/---
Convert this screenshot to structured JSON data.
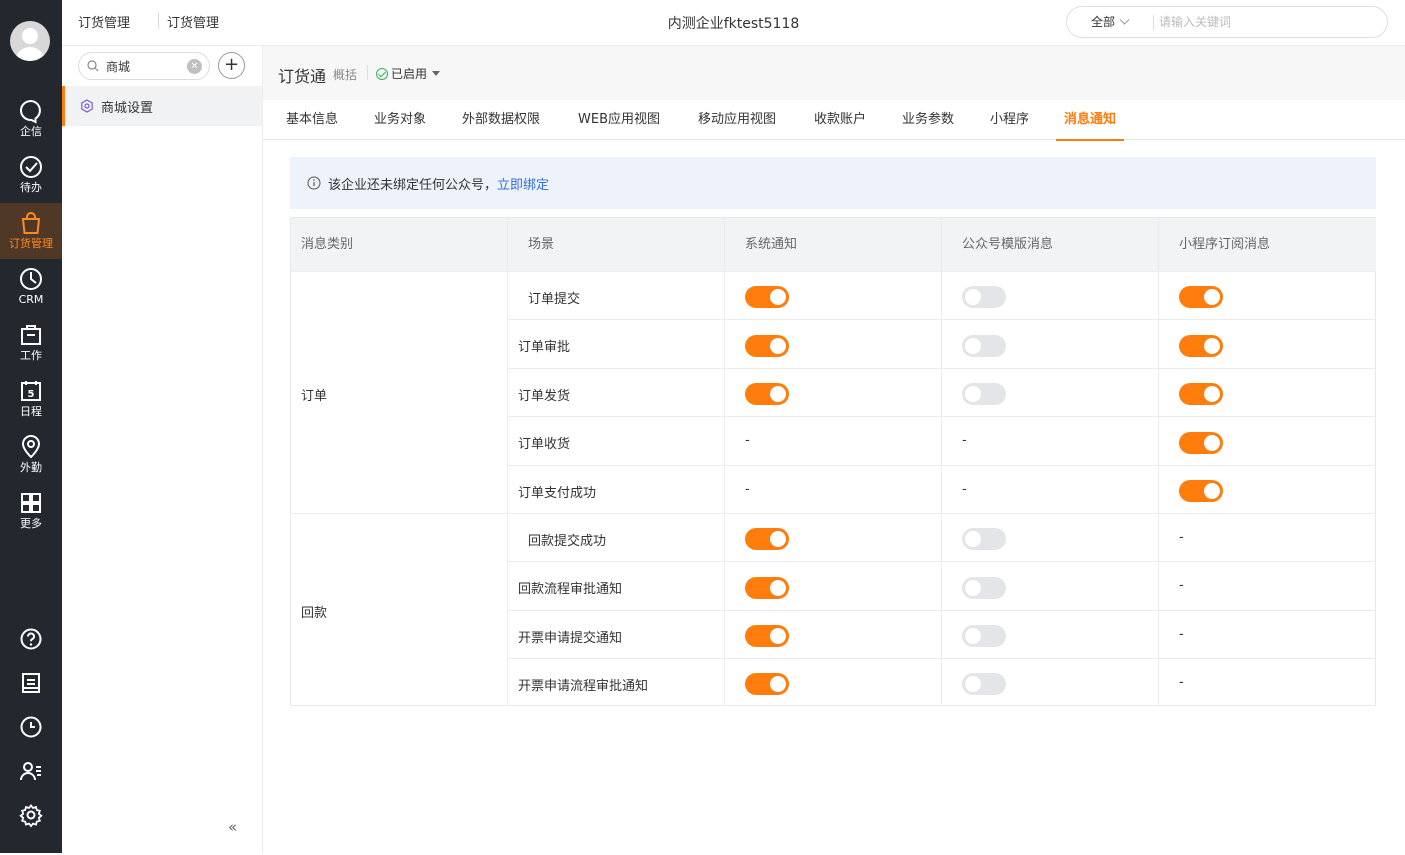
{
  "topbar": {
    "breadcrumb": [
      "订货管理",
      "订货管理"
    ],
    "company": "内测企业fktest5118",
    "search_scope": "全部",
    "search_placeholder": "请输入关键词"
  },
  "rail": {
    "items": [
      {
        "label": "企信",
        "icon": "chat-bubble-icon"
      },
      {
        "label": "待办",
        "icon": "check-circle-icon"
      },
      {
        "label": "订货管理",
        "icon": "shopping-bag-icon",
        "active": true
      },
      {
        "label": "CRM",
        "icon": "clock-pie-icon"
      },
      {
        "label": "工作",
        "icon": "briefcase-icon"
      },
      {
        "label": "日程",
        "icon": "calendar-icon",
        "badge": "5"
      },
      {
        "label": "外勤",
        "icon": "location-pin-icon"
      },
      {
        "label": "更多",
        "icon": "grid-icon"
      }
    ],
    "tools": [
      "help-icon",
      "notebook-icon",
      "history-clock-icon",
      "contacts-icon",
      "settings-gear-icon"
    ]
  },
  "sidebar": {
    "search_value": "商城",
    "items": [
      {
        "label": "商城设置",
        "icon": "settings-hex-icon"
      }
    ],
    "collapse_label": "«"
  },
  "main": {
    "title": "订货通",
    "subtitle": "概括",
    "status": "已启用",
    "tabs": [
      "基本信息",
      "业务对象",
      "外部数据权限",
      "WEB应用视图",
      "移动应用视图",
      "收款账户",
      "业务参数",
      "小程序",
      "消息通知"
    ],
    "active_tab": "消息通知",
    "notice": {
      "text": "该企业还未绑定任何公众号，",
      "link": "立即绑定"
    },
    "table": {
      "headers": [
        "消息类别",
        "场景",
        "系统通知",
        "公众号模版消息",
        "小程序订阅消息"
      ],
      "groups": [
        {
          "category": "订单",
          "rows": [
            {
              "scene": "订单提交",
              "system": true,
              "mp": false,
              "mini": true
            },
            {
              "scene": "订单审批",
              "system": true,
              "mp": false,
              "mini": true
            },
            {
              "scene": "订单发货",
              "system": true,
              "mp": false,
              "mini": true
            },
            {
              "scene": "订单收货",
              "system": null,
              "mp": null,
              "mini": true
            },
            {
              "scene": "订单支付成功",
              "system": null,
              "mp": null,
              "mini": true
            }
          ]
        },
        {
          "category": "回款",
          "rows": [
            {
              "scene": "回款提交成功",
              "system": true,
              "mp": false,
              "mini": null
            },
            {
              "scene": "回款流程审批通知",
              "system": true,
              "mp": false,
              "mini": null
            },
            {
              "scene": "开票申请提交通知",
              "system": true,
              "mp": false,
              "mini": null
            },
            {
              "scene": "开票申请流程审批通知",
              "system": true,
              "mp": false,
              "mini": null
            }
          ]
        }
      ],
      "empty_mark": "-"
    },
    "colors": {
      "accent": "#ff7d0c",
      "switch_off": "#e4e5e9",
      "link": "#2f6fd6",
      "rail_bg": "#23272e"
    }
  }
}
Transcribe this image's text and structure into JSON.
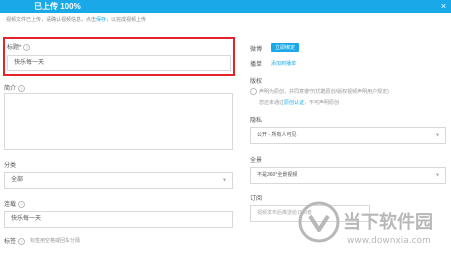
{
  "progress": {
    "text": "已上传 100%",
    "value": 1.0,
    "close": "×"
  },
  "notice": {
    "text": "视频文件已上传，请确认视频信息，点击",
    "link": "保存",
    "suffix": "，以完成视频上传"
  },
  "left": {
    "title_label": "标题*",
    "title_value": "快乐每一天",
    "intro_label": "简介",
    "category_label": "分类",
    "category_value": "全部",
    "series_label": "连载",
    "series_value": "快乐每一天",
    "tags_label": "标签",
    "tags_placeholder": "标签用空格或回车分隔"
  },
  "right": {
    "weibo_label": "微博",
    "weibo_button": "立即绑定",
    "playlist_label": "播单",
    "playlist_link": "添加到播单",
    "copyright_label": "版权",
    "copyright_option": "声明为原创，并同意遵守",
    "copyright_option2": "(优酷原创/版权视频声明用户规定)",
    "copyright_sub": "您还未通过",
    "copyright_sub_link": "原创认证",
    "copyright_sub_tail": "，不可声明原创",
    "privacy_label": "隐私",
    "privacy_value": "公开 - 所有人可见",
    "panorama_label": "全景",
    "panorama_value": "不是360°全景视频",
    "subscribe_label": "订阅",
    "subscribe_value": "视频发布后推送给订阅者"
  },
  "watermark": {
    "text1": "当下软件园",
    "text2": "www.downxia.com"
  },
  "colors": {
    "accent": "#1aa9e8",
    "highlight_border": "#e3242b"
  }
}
\---
• PROBLEM: Copy the data exactly. Any picture it contains is to be omitted.

• TASK ANSWER:
Convert this screenshot to structured JSON data.
{
  "topbar": {
    "breadcrumb": [
      "订货管理",
      "订货管理"
    ],
    "company": "内测企业fktest5118",
    "search_scope": "全部",
    "search_placeholder": "请输入关键词"
  },
  "rail": {
    "items": [
      {
        "label": "企信",
        "icon": "chat-bubble-icon"
      },
      {
        "label": "待办",
        "icon": "check-circle-icon"
      },
      {
        "label": "订货管理",
        "icon": "shopping-bag-icon",
        "active": true
      },
      {
        "label": "CRM",
        "icon": "clock-pie-icon"
      },
      {
        "label": "工作",
        "icon": "briefcase-icon"
      },
      {
        "label": "日程",
        "icon": "calendar-icon",
        "badge": "5"
      },
      {
        "label": "外勤",
        "icon": "location-pin-icon"
      },
      {
        "label": "更多",
        "icon": "grid-icon"
      }
    ],
    "tools": [
      "help-icon",
      "notebook-icon",
      "history-clock-icon",
      "contacts-icon",
      "settings-gear-icon"
    ]
  },
  "sidebar": {
    "search_value": "商城",
    "items": [
      {
        "label": "商城设置",
        "icon": "settings-hex-icon"
      }
    ],
    "collapse_label": "«"
  },
  "main": {
    "title": "订货通",
    "subtitle": "概括",
    "status": "已启用",
    "tabs": [
      "基本信息",
      "业务对象",
      "外部数据权限",
      "WEB应用视图",
      "移动应用视图",
      "收款账户",
      "业务参数",
      "小程序",
      "消息通知"
    ],
    "active_tab": "消息通知",
    "notice": {
      "text": "该企业还未绑定任何公众号，",
      "link": "立即绑定"
    },
    "table": {
      "headers": [
        "消息类别",
        "场景",
        "系统通知",
        "公众号模版消息",
        "小程序订阅消息"
      ],
      "groups": [
        {
          "category": "订单",
          "rows": [
            {
              "scene": "订单提交",
              "system": true,
              "mp": false,
              "mini": true
            },
            {
              "scene": "订单审批",
              "system": true,
              "mp": false,
              "mini": true
            },
            {
              "scene": "订单发货",
              "system": true,
              "mp": false,
              "mini": true
            },
            {
              "scene": "订单收货",
              "system": null,
              "mp": null,
              "mini": true
            },
            {
              "scene": "订单支付成功",
              "system": null,
              "mp": null,
              "mini": true
            }
          ]
        },
        {
          "category": "回款",
          "rows": [
            {
              "scene": "回款提交成功",
              "system": true,
              "mp": false,
              "mini": null
            },
            {
              "scene": "回款流程审批通知",
              "system": true,
              "mp": false,
              "mini": null
            },
            {
              "scene": "开票申请提交通知",
              "system": true,
              "mp": false,
              "mini": null
            },
            {
              "scene": "开票申请流程审批通知",
              "system": true,
              "mp": false,
              "mini": null
            }
          ]
        }
      ],
      "empty_mark": "-"
    },
    "colors": {
      "accent": "#ff7d0c",
      "switch_off": "#e4e5e9",
      "link": "#2f6fd6",
      "rail_bg": "#23272e"
    }
  }
}
Transcribe this image's text and structure into JSON.
{
  "progress": {
    "text": "已上传 100%",
    "value": 1.0,
    "close": "×"
  },
  "notice": {
    "text": "视频文件已上传，请确认视频信息，点击",
    "link": "保存",
    "suffix": "，以完成视频上传"
  },
  "left": {
    "title_label": "标题*",
    "title_value": "快乐每一天",
    "intro_label": "简介",
    "category_label": "分类",
    "category_value": "全部",
    "series_label": "连载",
    "series_value": "快乐每一天",
    "tags_label": "标签",
    "tags_placeholder": "标签用空格或回车分隔"
  },
  "right": {
    "weibo_label": "微博",
    "weibo_button": "立即绑定",
    "playlist_label": "播单",
    "playlist_link": "添加到播单",
    "copyright_label": "版权",
    "copyright_option": "声明为原创，并同意遵守",
    "copyright_option2": "(优酷原创/版权视频声明用户规定)",
    "copyright_sub": "您还未通过",
    "copyright_sub_link": "原创认证",
    "copyright_sub_tail": "，不可声明原创",
    "privacy_label": "隐私",
    "privacy_value": "公开 - 所有人可见",
    "panorama_label": "全景",
    "panorama_value": "不是360°全景视频",
    "subscribe_label": "订阅",
    "subscribe_value": "视频发布后推送给订阅者"
  },
  "watermark": {
    "text1": "当下软件园",
    "text2": "www.downxia.com"
  },
  "colors": {
    "accent": "#1aa9e8",
    "highlight_border": "#e3242b"
  }
}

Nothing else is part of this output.